═════ SUPPLIED RECORDS ═════
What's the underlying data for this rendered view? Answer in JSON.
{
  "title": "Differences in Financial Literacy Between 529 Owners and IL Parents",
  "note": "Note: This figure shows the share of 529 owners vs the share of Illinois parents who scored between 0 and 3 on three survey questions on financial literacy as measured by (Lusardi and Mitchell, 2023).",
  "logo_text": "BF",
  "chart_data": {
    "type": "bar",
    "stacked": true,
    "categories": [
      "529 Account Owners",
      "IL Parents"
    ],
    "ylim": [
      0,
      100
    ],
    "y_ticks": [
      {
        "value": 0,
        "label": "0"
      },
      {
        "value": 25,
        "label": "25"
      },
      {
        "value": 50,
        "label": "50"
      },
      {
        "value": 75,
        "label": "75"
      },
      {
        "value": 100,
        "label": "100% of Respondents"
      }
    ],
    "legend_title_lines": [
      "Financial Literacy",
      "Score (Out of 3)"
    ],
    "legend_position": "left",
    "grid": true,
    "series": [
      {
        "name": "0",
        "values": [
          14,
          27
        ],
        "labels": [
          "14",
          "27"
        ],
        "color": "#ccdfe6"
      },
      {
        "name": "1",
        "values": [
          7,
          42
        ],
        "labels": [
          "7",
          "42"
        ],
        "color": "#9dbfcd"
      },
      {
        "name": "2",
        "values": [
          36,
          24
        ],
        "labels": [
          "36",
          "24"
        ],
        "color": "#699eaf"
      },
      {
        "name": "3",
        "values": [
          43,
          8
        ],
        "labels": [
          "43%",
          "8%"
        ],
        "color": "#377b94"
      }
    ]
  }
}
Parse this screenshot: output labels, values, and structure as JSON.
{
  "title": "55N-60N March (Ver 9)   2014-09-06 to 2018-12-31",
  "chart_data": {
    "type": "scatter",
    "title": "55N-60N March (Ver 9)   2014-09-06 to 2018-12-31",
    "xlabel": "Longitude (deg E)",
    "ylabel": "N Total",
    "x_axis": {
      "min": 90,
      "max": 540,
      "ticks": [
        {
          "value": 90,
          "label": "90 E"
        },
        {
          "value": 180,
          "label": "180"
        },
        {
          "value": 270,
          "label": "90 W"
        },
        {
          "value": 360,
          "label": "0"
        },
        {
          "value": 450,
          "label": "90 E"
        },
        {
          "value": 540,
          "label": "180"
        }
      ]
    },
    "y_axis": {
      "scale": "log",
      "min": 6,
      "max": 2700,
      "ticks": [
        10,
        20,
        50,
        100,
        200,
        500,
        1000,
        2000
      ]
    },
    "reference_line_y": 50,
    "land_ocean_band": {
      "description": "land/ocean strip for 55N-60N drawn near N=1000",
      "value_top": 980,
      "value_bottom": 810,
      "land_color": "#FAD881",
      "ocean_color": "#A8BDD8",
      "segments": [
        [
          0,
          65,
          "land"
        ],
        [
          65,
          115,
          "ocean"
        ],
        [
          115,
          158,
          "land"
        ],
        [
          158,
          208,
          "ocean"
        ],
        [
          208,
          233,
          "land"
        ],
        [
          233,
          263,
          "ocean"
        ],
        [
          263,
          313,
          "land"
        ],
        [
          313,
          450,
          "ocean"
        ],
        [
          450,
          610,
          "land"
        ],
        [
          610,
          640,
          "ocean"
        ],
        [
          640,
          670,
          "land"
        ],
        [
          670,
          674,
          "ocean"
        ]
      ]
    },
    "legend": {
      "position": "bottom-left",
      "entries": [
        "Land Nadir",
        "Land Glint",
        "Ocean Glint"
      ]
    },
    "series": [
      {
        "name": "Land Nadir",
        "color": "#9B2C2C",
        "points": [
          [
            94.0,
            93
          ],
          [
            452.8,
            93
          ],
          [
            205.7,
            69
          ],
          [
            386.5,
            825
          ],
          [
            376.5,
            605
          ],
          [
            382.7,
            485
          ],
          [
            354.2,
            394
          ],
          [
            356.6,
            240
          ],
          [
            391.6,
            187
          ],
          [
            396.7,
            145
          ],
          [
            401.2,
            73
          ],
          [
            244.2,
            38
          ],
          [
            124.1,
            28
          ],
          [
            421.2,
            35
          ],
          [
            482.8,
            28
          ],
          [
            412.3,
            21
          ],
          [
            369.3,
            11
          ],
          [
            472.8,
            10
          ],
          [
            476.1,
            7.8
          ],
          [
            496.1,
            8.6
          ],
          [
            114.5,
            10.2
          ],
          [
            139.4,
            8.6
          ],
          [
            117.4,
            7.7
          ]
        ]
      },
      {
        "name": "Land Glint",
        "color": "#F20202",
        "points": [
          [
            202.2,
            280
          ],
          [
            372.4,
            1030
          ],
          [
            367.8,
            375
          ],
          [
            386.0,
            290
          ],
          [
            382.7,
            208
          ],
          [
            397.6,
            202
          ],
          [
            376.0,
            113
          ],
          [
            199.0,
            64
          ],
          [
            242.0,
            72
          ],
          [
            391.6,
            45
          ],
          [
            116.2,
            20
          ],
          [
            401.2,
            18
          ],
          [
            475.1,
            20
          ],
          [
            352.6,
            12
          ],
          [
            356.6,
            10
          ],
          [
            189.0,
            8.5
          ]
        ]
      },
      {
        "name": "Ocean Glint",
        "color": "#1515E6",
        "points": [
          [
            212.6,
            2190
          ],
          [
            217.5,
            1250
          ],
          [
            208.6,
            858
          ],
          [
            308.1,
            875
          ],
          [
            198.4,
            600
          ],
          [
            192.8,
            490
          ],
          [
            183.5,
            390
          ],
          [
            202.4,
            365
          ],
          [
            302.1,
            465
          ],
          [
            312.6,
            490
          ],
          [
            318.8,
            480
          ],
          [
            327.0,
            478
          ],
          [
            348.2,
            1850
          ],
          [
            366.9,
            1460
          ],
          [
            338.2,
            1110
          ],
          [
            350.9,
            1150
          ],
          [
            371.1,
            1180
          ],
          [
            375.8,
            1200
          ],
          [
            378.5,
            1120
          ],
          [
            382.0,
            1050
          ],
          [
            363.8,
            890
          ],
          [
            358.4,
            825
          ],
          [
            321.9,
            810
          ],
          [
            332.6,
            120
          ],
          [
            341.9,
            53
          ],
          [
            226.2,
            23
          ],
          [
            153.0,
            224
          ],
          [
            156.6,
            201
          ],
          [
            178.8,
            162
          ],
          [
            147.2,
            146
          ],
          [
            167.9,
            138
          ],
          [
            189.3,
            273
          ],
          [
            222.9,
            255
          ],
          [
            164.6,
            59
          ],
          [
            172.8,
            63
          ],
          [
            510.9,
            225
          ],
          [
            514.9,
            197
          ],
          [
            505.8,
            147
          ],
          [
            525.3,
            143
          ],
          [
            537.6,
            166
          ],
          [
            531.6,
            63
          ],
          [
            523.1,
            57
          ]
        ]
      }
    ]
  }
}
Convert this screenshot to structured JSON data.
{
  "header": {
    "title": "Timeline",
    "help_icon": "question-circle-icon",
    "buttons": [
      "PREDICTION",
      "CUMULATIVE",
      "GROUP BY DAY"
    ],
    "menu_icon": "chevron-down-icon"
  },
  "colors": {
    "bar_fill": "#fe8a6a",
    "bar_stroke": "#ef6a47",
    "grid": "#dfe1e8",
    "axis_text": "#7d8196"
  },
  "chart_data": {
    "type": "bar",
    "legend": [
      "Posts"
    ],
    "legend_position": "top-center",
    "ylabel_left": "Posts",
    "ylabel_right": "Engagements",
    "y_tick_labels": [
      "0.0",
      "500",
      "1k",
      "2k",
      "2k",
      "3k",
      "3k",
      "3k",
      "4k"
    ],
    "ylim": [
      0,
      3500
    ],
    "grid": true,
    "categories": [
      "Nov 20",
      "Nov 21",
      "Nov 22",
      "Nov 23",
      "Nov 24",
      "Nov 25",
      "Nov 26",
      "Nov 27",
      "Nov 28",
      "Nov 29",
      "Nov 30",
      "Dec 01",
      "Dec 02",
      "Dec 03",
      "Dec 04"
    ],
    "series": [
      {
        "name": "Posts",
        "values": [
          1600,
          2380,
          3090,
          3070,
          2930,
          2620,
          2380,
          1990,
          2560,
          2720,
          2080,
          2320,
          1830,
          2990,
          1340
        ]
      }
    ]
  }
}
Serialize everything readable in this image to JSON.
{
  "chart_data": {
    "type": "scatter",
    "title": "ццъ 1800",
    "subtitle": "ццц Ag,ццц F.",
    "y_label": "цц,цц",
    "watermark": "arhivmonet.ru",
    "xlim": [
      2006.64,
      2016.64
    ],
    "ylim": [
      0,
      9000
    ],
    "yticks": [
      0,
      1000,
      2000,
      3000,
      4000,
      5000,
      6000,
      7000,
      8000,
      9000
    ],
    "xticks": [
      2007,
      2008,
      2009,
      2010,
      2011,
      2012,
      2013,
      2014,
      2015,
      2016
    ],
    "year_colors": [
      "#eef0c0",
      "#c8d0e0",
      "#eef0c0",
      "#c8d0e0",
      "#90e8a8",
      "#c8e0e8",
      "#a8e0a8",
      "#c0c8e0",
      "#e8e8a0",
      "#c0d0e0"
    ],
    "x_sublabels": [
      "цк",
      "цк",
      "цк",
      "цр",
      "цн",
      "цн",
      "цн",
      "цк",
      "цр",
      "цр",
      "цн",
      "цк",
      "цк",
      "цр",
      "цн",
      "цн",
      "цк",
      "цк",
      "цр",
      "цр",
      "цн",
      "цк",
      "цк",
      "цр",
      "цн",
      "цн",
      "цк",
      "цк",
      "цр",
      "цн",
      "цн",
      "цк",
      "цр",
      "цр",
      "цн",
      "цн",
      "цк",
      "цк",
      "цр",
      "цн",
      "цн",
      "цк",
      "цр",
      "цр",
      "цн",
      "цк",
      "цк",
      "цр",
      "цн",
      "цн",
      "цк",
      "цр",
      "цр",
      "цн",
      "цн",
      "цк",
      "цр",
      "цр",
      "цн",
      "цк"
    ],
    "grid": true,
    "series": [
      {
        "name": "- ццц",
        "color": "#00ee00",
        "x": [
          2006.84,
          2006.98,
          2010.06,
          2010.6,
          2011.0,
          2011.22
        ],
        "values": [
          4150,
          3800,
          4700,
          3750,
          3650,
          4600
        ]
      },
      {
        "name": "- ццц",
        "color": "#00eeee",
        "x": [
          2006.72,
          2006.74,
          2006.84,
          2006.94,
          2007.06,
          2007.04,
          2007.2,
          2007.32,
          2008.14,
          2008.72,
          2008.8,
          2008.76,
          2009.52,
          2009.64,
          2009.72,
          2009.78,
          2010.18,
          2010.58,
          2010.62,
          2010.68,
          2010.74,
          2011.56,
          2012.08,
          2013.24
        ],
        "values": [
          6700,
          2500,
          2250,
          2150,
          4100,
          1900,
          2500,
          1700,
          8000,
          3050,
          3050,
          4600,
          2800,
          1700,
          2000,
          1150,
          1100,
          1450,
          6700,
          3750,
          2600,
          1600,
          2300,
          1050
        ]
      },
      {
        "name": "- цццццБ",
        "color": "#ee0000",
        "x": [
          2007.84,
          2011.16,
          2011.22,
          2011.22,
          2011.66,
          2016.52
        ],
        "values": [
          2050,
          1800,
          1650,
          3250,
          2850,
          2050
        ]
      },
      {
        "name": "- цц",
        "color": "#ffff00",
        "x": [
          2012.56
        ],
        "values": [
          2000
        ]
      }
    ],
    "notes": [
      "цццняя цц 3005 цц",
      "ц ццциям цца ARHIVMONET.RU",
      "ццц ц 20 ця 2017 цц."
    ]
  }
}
═════
WHAT THE TASK ASKS:
Provide the number of lines in these entries that hold the word "Glint", without any accompanying text.

SOLUTION TO THE PROBLEM:
4